*Problem*: Return all lines that include the string "label".

*Data for this task*:
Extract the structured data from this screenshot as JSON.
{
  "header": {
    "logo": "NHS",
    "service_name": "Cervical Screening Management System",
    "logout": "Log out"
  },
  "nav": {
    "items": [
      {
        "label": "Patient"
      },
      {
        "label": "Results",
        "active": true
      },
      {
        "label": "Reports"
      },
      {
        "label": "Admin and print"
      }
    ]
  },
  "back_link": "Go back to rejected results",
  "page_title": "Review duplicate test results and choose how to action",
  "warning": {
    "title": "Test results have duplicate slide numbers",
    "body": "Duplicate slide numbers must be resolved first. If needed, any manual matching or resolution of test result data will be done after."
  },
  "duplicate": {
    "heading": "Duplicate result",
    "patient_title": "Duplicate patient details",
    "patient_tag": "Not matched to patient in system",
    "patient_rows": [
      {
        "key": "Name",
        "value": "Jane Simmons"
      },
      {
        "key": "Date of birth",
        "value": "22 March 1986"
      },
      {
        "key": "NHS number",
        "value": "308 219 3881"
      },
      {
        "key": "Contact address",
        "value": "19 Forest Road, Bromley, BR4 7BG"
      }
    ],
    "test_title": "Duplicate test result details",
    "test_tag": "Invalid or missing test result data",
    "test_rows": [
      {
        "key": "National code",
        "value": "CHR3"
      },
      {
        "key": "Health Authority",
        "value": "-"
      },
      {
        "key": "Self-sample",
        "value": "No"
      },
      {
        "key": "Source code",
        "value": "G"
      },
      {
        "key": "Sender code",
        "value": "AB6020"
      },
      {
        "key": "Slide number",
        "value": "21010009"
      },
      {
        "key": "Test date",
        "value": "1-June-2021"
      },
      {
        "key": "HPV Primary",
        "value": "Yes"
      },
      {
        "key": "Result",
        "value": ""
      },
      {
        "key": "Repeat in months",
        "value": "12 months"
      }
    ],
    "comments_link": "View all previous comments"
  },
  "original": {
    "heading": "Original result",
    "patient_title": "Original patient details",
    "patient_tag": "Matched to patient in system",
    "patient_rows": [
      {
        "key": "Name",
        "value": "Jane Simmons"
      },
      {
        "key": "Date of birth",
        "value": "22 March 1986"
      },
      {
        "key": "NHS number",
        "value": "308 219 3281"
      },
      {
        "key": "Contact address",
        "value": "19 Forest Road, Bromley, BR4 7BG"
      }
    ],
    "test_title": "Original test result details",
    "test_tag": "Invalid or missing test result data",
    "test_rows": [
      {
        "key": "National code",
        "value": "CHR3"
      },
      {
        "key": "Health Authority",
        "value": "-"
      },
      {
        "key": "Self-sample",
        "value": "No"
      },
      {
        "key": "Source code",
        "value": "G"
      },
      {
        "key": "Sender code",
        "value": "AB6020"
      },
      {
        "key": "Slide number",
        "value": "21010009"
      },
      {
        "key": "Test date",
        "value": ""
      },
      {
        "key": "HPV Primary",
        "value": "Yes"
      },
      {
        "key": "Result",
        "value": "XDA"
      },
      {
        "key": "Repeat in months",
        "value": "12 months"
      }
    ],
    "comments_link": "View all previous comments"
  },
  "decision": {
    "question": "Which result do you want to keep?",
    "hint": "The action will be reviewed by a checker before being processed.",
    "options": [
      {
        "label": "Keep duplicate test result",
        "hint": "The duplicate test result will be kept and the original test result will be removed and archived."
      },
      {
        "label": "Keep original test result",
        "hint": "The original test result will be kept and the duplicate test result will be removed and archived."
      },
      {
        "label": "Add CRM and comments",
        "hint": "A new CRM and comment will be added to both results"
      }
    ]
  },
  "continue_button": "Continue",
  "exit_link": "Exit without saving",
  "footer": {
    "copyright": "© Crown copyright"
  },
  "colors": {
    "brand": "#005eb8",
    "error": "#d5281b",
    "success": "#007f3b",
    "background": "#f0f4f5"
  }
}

*Written answer*:
        "label": "Patient"
        "label": "Results",
        "label": "Reports"
        "label": "Admin and print"
        "label": "Keep duplicate test result",
        "label": "Keep original test result",
        "label": "Add CRM and comments",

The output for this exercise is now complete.